┏━━

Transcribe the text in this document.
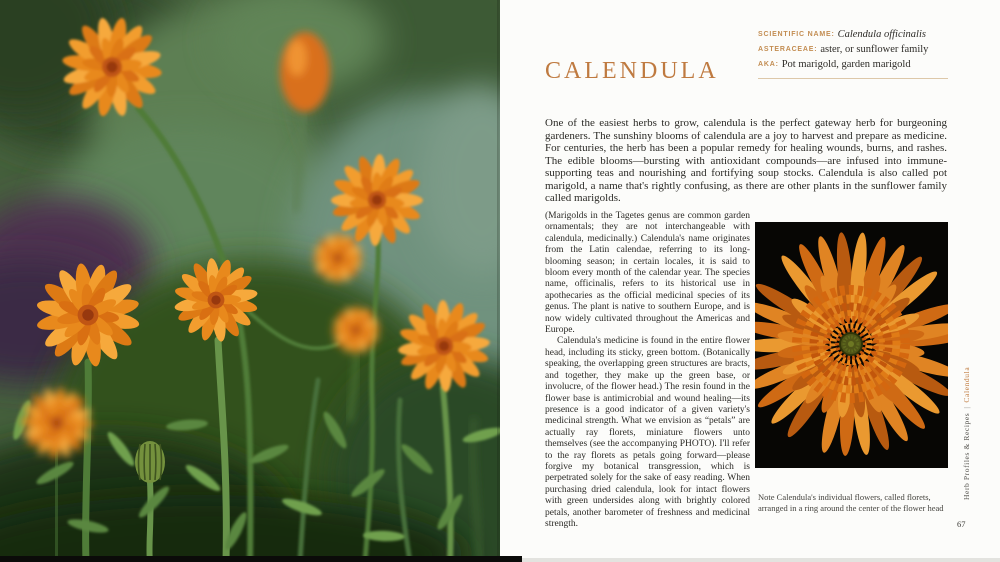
CALENDULA
SCIENTIFIC NAME: Calendula officinalis
ASTERACEAE: aster, or sunflower family
AKA: Pot marigold, garden marigold

One of the easiest herbs to grow, calendula is the perfect gateway herb for burgeoning gardeners. The sunshiny blooms of calendula are a joy to harvest and prepare as medicine. For centuries, the herb has been a popular remedy for healing wounds, burns, and rashes. The edible blooms—bursting with antioxidant compounds—are infused into immune-supporting teas and nourishing and fortifying soup stocks. Calendula is also called pot marigold, a name that's rightly confusing, as there are other plants in the sunflower family called marigolds.

(Marigolds in the Tagetes genus are common garden ornamentals; they are not interchangeable with calendula, medicinally.) Calendula's name originates from the Latin calendae, referring to its long-blooming season; in certain locales, it is said to bloom every month of the calendar year. The species name, officinalis, refers to its historical use in apothecaries as the official medicinal species of its genus. The plant is native to southern Europe, and is now widely cultivated throughout the Americas and Europe.

Calendula's medicine is found in the entire flower head, including its sticky, green bottom. (Botanically speaking, the overlapping green structures are bracts, and together, they make up the green base, or involucre, of the flower head.) The resin found in the flower base is antimicrobial and wound healing—its presence is a good indicator of a given variety's medicinal strength. What we envision as “petals” are actually ray florets, miniature flowers unto themselves (see the accompanying PHOTO). I'll refer to the ray florets as petals going forward—please forgive my botanical transgression, which is perpetrated solely for the sake of easy reading. When purchasing dried calendula, look for intact flowers with green undersides along with brightly colored petals, another barometer of freshness and medicinal strength.

Note Calendula's individual flowers, called florets, arranged in a ring around the center of the flower head

Herb Profiles & Recipes|Calendula
67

┗━━

Work to be completed = Reproduce every line precisely as given, omitting all pictures.

Problem solution =
Transcribe the text in this document.
CALENDULA
SCIENTIFIC NAME: Calendula officinalis
ASTERACEAE: aster, or sunflower family
AKA: Pot marigold, garden marigold

One of the easiest herbs to grow, calendula is the perfect gateway herb for burgeoning gardeners. The sunshiny blooms of calendula are a joy to harvest and prepare as medicine. For centuries, the herb has been a popular remedy for healing wounds, burns, and rashes. The edible blooms—bursting with antioxidant compounds—are infused into immune-supporting teas and nourishing and fortifying soup stocks. Calendula is also called pot marigold, a name that's rightly confusing, as there are other plants in the sunflower family called marigolds.

(Marigolds in the Tagetes genus are common garden ornamentals; they are not interchangeable with calendula, medicinally.) Calendula's name originates from the Latin calendae, referring to its long-blooming season; in certain locales, it is said to bloom every month of the calendar year. The species name, officinalis, refers to its historical use in apothecaries as the official medicinal species of its genus. The plant is native to southern Europe, and is now widely cultivated throughout the Americas and Europe.

Calendula's medicine is found in the entire flower head, including its sticky, green bottom. (Botanically speaking, the overlapping green structures are bracts, and together, they make up the green base, or involucre, of the flower head.) The resin found in the flower base is antimicrobial and wound healing—its presence is a good indicator of a given variety's medicinal strength. What we envision as “petals” are actually ray florets, miniature flowers unto themselves (see the accompanying PHOTO). I'll refer to the ray florets as petals going forward—please forgive my botanical transgression, which is perpetrated solely for the sake of easy reading. When purchasing dried calendula, look for intact flowers with green undersides along with brightly colored petals, another barometer of freshness and medicinal strength.

Note Calendula's individual flowers, called florets, arranged in a ring around the center of the flower head

Herb Profiles & Recipes|Calendula
67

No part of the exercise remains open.